## Provided entries
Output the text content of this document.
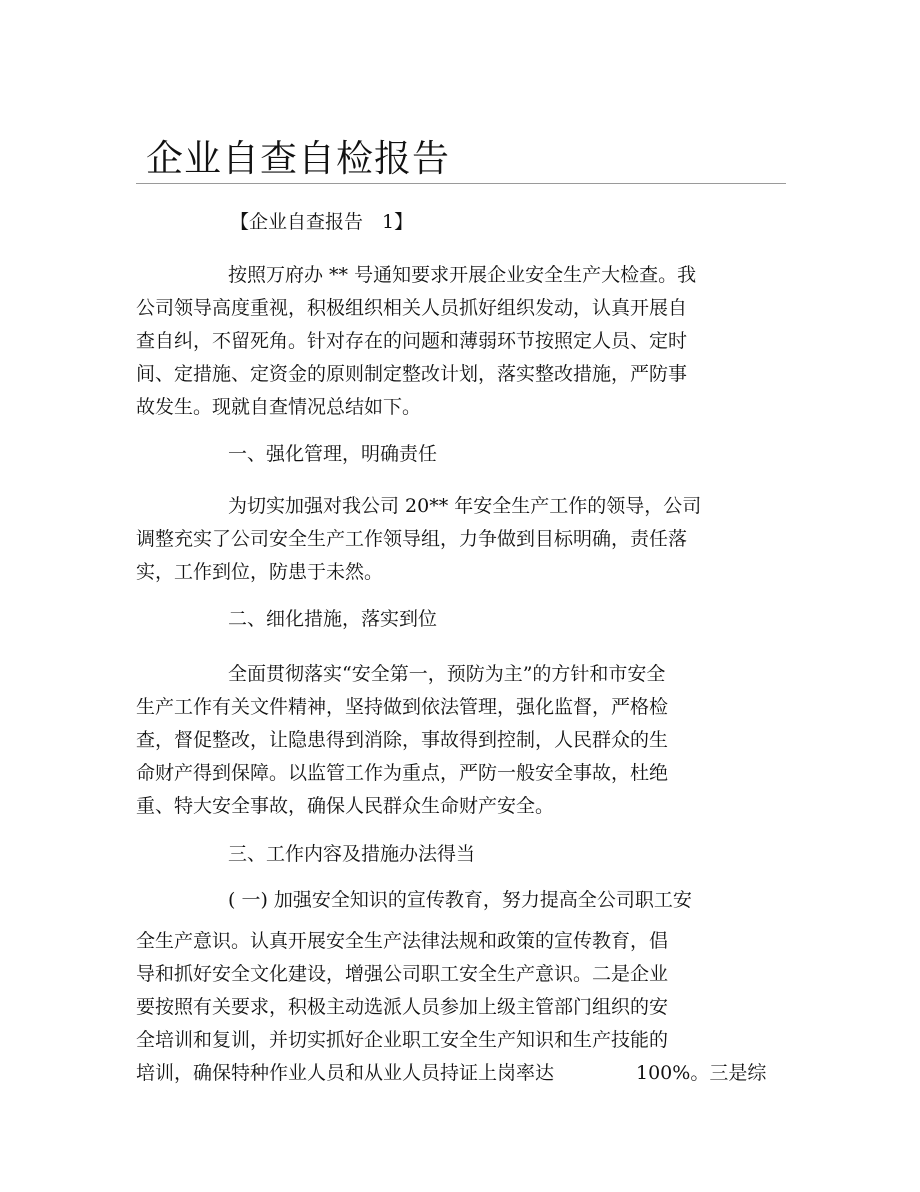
企业自查自检报告
【企业自查报告　1】
按照万府办 ** 号通知要求开展企业安全生产大检查。我
公司领导高度重视，积极组织相关人员抓好组织发动，认真开展自
查自纠，不留死角。针对存在的问题和薄弱环节按照定人员、定时
间、定措施、定资金的原则制定整改计划，落实整改措施，严防事
故发生。现就自查情况总结如下。
一、强化管理，明确责任
为切实加强对我公司 20** 年安全生产工作的领导，公司
调整充实了公司安全生产工作领导组，力争做到目标明确，责任落
实，工作到位，防患于未然。
二、细化措施，落实到位
全面贯彻落实“安全第一，预防为主”的方针和市安全
生产工作有关文件精神，坚持做到依法管理，强化监督，严格检
查，督促整改，让隐患得到消除，事故得到控制，人民群众的生
命财产得到保障。以监管工作为重点，严防一般安全事故，杜绝
重、特大安全事故，确保人民群众生命财产安全。
三、工作内容及措施办法得当
( 一) 加强安全知识的宣传教育，努力提高全公司职工安
全生产意识。认真开展安全生产法律法规和政策的宣传教育，倡
导和抓好安全文化建设，增强公司职工安全生产意识。二是企业
要按照有关要求，积极主动选派人员参加上级主管部门组织的安
全培训和复训，并切实抓好企业职工安全生产知识和生产技能的
培训，确保特种作业人员和从业人员持证上岗率达	100%。三是综
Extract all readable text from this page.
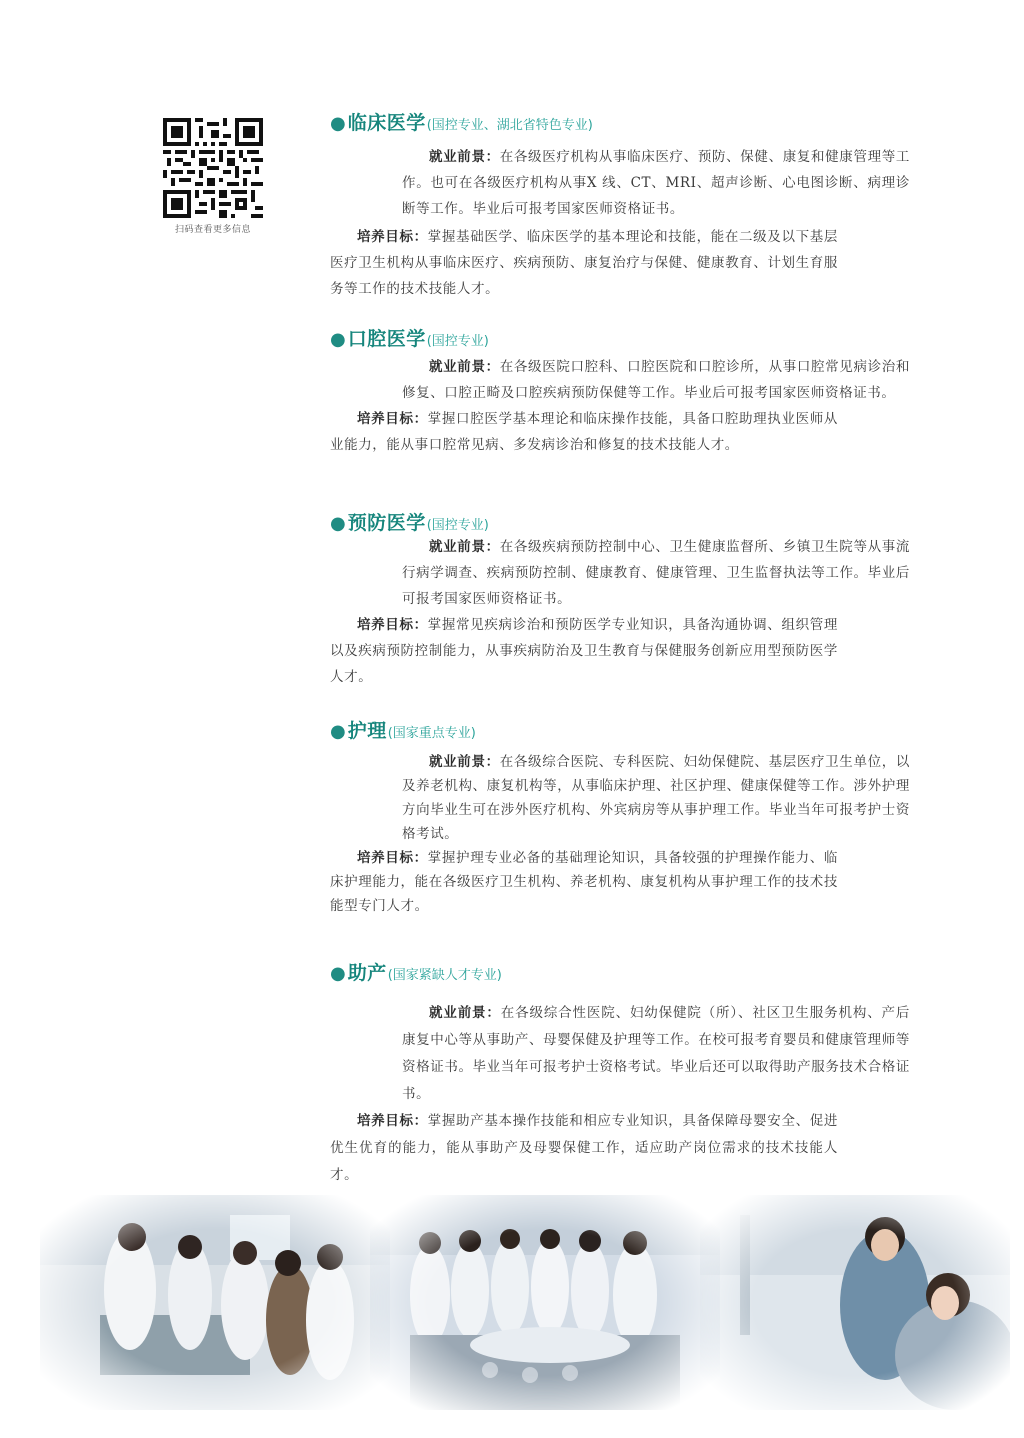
扫码查看更多信息
● 临床医学 (国控专业、湖北省特色专业)

就业前景：在各级医疗机构从事临床医疗、预防、保健、康复和健康管理等工作。也可在各级医疗机构从事X 线、CT、MRI、超声诊断、心电图诊断、病理诊断等工作。毕业后可报考国家医师资格证书。

培养目标：掌握基础医学、临床医学的基本理论和技能，能在二级及以下基层医疗卫生机构从事临床医疗、疾病预防、康复治疗与保健、健康教育、计划生育服务等工作的技术技能人才。

● 口腔医学 (国控专业)

就业前景：在各级医院口腔科、口腔医院和口腔诊所，从事口腔常见病诊治和修复、口腔正畸及口腔疾病预防保健等工作。毕业后可报考国家医师资格证书。

培养目标：掌握口腔医学基本理论和临床操作技能，具备口腔助理执业医师从业能力，能从事口腔常见病、多发病诊治和修复的技术技能人才。

● 预防医学 (国控专业)

就业前景：在各级疾病预防控制中心、卫生健康监督所、乡镇卫生院等从事流行病学调查、疾病预防控制、健康教育、健康管理、卫生监督执法等工作。毕业后可报考国家医师资格证书。

培养目标：掌握常见疾病诊治和预防医学专业知识，具备沟通协调、组织管理以及疾病预防控制能力，从事疾病防治及卫生教育与保健服务创新应用型预防医学人才。

● 护理 (国家重点专业)

就业前景：在各级综合医院、专科医院、妇幼保健院、基层医疗卫生单位，以及养老机构、康复机构等，从事临床护理、社区护理、健康保健等工作。涉外护理方向毕业生可在涉外医疗机构、外宾病房等从事护理工作。毕业当年可报考护士资格考试。

培养目标：掌握护理专业必备的基础理论知识，具备较强的护理操作能力、临床护理能力，能在各级医疗卫生机构、养老机构、康复机构从事护理工作的技术技能型专门人才。

● 助产 (国家紧缺人才专业)

就业前景：在各级综合性医院、妇幼保健院（所）、社区卫生服务机构、产后康复中心等从事助产、母婴保健及护理等工作。在校可报考育婴员和健康管理师等资格证书。毕业当年可报考护士资格考试。毕业后还可以取得助产服务技术合格证书。

培养目标：掌握助产基本操作技能和相应专业知识，具备保障母婴安全、促进优生优育的能力，能从事助产及母婴保健工作，适应助产岗位需求的技术技能人才。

## Goal
Set out every line from the material that contains the string "this".

## Correct answer
Output the text content of this document.
Extract all readable text from this page.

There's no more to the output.